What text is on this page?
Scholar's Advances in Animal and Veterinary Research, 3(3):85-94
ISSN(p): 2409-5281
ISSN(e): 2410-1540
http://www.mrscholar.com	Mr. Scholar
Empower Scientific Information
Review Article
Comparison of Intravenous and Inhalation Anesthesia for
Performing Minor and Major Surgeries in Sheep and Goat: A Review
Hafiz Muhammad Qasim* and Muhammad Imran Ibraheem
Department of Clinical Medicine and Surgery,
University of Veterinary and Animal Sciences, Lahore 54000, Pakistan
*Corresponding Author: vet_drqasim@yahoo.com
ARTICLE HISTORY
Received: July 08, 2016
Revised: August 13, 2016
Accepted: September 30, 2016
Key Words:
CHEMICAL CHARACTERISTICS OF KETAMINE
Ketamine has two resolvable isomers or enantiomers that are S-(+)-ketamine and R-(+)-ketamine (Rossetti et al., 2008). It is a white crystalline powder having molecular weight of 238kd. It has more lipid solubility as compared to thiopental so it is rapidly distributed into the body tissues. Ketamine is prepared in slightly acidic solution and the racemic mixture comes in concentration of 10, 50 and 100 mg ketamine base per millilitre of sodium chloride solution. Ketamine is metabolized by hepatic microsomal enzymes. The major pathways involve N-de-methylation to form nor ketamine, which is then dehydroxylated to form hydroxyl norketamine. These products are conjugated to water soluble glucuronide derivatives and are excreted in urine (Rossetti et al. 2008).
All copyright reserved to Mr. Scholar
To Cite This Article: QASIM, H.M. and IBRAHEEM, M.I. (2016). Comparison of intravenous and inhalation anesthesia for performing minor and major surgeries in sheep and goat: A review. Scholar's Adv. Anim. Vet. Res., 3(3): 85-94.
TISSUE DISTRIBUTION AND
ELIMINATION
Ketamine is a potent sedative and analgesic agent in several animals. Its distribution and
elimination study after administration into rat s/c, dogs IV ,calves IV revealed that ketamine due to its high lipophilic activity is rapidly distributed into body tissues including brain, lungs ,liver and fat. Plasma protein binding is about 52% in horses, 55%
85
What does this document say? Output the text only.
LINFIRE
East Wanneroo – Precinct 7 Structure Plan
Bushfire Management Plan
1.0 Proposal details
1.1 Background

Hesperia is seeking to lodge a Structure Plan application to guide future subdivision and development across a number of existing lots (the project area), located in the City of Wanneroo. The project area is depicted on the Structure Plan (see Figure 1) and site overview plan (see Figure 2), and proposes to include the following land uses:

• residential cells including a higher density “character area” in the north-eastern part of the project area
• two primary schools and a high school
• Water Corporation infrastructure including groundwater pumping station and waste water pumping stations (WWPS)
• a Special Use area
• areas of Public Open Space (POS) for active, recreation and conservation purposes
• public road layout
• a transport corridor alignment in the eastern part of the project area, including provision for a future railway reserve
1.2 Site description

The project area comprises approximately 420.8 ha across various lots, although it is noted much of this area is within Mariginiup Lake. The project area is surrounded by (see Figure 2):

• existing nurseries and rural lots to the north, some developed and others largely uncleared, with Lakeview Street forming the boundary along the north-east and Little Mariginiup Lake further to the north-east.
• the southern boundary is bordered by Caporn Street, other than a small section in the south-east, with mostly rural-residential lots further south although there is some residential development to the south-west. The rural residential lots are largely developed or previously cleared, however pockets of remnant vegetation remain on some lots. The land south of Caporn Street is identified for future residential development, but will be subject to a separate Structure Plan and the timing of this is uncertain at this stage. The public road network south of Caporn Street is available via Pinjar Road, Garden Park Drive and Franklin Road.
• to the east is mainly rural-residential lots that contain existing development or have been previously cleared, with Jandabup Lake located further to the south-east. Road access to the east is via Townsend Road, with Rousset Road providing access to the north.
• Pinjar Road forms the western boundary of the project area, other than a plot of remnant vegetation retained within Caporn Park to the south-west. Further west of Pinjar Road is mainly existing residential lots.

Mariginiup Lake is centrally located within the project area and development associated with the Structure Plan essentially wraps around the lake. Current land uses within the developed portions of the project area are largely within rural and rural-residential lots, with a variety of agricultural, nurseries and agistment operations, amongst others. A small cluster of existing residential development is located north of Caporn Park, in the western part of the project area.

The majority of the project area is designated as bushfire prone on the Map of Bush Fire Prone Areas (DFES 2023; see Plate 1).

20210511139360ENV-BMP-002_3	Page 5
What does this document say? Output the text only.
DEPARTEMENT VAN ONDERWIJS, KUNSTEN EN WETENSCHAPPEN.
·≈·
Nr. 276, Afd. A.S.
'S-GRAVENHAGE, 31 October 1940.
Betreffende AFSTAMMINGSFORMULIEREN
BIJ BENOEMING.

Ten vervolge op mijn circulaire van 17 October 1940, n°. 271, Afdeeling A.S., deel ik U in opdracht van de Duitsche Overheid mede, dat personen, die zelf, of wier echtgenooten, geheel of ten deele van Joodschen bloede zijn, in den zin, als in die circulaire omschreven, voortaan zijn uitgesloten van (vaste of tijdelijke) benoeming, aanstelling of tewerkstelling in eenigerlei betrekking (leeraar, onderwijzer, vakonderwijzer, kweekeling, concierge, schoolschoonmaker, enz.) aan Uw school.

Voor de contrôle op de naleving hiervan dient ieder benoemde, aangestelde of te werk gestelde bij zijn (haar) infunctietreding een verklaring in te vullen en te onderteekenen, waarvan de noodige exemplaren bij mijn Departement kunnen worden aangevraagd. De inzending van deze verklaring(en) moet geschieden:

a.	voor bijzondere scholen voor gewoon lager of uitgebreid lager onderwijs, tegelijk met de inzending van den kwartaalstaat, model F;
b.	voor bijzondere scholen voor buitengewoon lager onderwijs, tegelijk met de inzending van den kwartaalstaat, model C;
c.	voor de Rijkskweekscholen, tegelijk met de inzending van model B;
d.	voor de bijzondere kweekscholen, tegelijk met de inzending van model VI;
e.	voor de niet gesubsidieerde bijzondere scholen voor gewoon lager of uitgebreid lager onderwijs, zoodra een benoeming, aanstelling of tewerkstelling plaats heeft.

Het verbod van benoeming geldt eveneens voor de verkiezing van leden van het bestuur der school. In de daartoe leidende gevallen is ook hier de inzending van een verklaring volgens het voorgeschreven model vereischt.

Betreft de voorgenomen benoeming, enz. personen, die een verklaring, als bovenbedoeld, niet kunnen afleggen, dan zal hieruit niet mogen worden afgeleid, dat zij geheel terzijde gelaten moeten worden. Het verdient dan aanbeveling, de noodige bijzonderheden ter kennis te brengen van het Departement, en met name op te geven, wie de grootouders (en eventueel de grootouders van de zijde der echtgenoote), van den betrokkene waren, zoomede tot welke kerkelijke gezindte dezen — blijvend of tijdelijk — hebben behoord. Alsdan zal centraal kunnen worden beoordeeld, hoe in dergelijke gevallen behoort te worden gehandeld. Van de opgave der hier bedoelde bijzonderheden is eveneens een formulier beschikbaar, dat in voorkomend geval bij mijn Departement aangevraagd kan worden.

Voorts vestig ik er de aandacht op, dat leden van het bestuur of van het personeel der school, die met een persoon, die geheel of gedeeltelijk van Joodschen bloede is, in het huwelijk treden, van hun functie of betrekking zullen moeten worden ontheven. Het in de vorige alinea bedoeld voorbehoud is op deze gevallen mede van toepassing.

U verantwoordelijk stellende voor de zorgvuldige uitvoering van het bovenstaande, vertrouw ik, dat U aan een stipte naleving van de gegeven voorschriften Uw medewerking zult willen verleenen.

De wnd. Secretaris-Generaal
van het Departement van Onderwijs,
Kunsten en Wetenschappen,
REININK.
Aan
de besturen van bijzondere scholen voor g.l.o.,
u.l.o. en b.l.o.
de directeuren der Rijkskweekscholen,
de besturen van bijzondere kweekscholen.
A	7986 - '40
★ ★ ★ ★ ★
Search the data and copy each line containing "Veterinary".

Scholar's Advances in Animal and Veterinary Research, 3(3):85-94
University of Veterinary and Animal Sciences, Lahore 54000, Pakistan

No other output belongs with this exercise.